▸ Text block:

"""

Of these 1.6 lakh units, around 91,000 units have been sold to buyers who are waiting to get the possession of their houses, according to analysis of ratings and research firm PropEquity.
Of the total inventory of 13.8 lakh units in the mid to affordable category, only 1.6 lakh units, which is 11% of the overall inventory, will qualify under the stressed fund announced by the government on September 14.
The balance projects are already under NCLT or are NPAs and therefore do not qualify to avail the stressed fund window. Of these 1.6 lakh units, around 91,000 units have been sold to buyers who are waiting to get the possession of their houses, according to analysis of ratings and research firm PropEquity.
The sector is disappointed with the measures announced on Saturday, as it was seeking measures that would help revive demand and infuse liquidity. The government announced last-mile funding for housing projects in the affordable and middle-income housing through a fund targeted towards projects which are 60% complete, non-NPA and not in NCLT.

"""

(Document layout analysis data)

"""

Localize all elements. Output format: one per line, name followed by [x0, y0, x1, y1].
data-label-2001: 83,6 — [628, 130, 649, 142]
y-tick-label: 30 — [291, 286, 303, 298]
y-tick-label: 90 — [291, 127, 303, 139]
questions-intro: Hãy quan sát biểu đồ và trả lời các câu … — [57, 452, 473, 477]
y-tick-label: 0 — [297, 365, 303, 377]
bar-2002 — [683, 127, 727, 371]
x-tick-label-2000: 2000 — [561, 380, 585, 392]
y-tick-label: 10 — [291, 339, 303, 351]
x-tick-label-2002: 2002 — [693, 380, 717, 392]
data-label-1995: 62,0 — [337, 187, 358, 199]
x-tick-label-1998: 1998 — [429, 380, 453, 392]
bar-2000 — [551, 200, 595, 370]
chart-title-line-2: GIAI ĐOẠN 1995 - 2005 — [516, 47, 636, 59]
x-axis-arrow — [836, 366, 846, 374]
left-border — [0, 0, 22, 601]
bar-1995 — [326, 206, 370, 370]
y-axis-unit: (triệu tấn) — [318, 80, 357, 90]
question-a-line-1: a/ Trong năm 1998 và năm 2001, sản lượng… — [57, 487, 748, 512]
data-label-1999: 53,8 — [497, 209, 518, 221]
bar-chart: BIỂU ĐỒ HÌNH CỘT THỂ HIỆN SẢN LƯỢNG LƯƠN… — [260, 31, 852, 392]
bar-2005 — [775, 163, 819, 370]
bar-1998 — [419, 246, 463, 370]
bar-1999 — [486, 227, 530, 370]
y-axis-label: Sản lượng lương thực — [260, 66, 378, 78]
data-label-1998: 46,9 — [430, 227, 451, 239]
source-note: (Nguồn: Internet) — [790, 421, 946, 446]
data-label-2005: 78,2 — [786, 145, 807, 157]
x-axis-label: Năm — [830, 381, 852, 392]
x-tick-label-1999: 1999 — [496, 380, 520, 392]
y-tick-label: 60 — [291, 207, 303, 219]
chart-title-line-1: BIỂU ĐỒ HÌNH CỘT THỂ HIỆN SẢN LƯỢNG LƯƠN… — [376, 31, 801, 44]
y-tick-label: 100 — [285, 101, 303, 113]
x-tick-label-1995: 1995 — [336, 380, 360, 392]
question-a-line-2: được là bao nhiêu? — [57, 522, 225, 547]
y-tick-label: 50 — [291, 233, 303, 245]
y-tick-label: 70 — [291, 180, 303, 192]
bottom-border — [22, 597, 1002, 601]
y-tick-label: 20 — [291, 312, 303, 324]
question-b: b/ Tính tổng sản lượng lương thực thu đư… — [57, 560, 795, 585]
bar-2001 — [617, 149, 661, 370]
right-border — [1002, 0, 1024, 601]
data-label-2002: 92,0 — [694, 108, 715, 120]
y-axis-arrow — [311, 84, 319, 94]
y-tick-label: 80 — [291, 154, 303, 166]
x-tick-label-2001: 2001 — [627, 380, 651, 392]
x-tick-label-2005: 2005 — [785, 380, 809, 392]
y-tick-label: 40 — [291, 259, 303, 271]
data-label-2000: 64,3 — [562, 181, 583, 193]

"""

▸ Assignment:
Using the text on the government's stressed fund for housing, list every distinct count of housing units it gives.

▸ Result of the exercise:
- 13.8 lakh units
- 1.6 lakh units
- 91,000 units